--- Set exercise ---
Select each line where the word "title" appears.

--- Listed records ---
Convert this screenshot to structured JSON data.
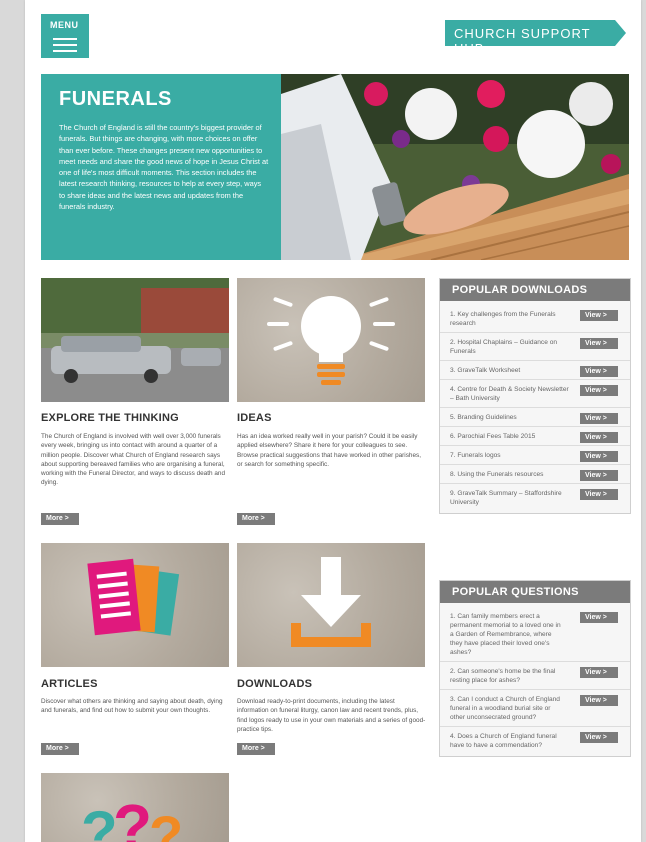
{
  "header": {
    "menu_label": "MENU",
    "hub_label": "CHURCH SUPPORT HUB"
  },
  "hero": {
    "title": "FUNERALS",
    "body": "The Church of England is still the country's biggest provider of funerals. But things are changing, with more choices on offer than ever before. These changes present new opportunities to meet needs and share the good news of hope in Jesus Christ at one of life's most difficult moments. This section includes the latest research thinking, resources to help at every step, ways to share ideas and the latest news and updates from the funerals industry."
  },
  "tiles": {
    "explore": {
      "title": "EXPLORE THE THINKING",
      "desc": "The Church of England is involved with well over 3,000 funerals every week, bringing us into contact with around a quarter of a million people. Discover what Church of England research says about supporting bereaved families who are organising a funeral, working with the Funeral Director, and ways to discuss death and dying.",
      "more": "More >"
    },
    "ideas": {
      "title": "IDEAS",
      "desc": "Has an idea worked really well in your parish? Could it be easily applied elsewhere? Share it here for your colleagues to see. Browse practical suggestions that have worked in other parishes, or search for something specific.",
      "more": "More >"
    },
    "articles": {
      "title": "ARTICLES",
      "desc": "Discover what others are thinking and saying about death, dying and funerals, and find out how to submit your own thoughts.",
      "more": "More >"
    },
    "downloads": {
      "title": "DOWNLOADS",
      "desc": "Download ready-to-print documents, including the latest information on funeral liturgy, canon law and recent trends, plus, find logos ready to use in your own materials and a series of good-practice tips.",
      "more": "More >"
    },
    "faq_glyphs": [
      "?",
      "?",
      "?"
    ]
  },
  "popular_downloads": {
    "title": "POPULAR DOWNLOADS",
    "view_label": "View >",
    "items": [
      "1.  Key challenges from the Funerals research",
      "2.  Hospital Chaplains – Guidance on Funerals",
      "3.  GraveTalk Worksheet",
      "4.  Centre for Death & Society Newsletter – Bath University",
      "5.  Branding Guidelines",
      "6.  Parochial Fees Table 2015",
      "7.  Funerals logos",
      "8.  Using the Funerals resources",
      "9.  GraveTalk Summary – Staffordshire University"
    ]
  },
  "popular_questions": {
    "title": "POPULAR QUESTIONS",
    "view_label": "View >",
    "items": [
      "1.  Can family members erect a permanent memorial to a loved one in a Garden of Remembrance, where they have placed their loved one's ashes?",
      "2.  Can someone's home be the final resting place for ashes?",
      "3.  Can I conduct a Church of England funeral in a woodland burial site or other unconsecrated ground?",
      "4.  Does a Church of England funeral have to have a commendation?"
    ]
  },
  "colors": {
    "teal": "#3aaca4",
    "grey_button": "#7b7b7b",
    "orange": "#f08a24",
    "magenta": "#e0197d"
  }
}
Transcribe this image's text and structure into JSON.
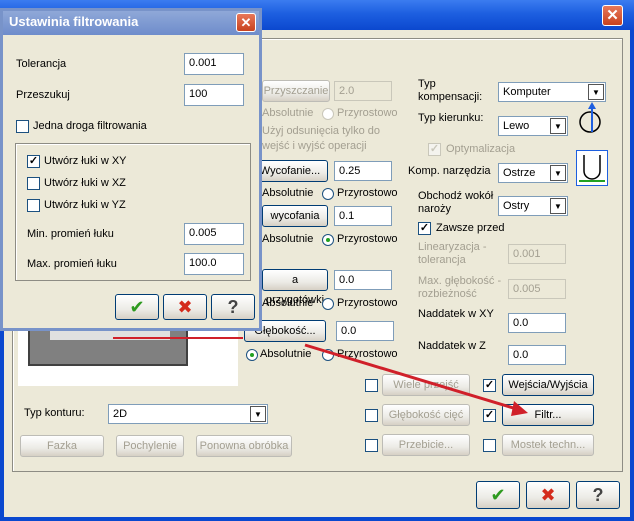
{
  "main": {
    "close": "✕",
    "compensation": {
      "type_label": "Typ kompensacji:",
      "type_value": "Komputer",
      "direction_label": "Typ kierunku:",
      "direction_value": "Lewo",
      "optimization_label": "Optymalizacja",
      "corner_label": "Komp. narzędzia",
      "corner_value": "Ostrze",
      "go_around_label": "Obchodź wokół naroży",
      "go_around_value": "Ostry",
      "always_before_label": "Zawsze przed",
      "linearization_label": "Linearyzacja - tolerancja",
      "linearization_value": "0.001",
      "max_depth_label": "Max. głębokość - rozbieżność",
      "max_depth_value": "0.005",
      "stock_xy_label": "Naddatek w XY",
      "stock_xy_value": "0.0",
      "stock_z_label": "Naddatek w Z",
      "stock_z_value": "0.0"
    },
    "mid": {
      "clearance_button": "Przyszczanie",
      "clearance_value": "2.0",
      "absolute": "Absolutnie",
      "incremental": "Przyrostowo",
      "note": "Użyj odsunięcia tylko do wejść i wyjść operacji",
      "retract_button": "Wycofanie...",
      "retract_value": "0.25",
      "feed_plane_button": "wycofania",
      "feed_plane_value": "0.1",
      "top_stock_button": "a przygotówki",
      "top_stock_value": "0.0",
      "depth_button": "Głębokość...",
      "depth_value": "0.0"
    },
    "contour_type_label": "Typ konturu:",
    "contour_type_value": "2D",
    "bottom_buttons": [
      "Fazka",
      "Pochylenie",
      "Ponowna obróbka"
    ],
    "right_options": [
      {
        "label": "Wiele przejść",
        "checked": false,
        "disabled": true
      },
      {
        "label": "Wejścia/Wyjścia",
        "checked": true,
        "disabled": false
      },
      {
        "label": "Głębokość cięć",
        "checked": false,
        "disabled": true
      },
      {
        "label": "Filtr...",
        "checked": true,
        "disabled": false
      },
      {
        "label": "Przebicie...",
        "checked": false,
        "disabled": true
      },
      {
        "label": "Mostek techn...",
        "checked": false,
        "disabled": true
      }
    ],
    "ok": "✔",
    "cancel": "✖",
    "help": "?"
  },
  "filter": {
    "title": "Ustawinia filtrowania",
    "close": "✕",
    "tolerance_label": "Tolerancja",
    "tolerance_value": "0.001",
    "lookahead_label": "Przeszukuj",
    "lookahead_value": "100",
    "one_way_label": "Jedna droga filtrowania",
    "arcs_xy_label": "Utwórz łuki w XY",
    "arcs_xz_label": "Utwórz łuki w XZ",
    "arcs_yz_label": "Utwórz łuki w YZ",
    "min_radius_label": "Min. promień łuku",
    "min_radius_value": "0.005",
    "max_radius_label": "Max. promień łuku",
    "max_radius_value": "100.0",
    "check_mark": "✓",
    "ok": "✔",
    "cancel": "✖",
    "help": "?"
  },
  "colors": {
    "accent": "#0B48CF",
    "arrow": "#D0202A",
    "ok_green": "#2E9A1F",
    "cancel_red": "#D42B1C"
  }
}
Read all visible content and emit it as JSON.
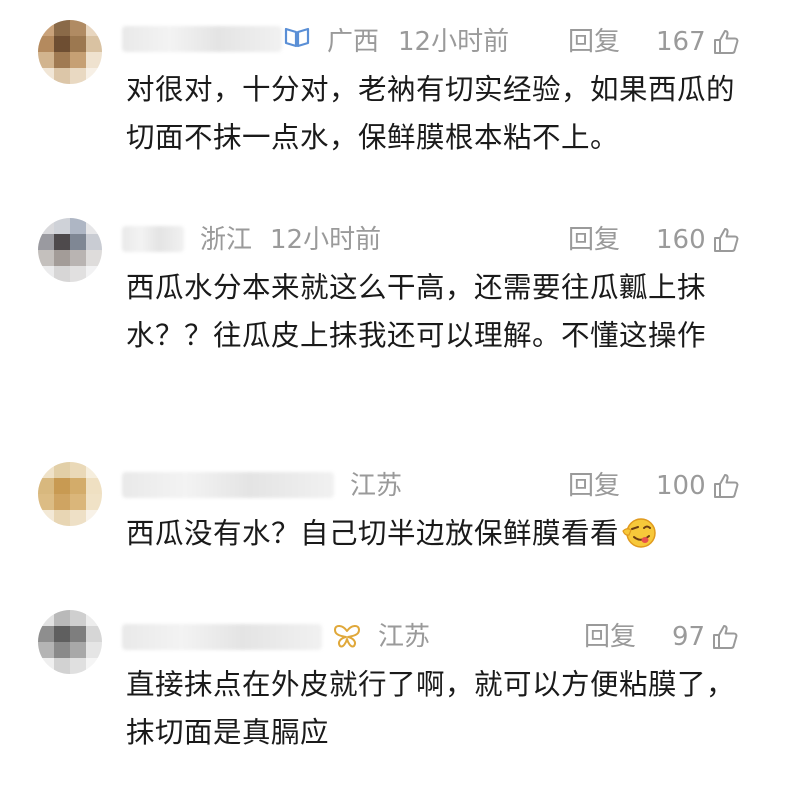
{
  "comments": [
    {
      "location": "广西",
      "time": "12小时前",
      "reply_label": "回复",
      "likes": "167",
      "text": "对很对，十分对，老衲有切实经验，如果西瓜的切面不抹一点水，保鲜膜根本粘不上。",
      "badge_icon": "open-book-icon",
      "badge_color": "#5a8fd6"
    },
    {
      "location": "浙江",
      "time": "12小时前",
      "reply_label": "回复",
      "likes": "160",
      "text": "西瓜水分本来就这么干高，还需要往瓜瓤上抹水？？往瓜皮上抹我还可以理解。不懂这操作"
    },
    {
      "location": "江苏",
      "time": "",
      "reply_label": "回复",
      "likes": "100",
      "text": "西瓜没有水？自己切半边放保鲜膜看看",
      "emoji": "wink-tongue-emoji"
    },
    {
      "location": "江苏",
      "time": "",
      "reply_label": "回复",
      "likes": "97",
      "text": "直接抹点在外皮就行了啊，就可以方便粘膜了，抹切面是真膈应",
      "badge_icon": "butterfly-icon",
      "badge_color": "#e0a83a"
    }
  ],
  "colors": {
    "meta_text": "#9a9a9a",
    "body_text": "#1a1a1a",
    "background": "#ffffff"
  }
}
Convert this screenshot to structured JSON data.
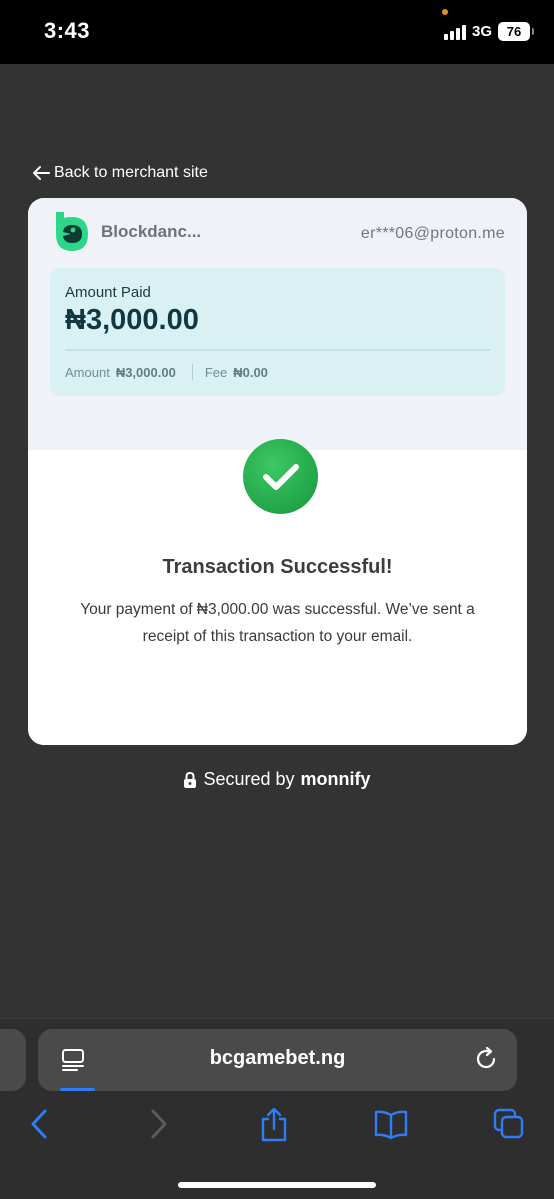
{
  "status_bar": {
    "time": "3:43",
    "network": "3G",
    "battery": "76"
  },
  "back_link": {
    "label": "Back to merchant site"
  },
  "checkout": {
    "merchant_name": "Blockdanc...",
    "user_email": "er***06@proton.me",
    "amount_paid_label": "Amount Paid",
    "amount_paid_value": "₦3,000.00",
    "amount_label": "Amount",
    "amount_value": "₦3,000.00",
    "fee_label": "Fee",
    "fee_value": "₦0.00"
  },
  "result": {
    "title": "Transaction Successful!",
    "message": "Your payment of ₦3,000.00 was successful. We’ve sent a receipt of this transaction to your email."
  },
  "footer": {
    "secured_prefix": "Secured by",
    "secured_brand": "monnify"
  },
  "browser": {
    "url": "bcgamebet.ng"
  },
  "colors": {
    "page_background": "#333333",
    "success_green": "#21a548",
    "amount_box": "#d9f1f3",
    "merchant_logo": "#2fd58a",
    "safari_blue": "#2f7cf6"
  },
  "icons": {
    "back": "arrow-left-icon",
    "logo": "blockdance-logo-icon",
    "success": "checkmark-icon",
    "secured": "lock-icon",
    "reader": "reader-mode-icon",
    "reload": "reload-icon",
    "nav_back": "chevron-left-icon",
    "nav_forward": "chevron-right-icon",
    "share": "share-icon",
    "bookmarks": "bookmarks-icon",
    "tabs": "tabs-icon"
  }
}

--- Worked answer ---
    "title": "FUNERALS",
      "title": "EXPLORE THE THINKING",
      "title": "IDEAS",
      "title": "ARTICLES",
      "title": "DOWNLOADS",
    "title": "POPULAR DOWNLOADS",
    "title": "POPULAR QUESTIONS",
    "title": "Ustawinia filtrowania",
    "title": "Transaction Successful!",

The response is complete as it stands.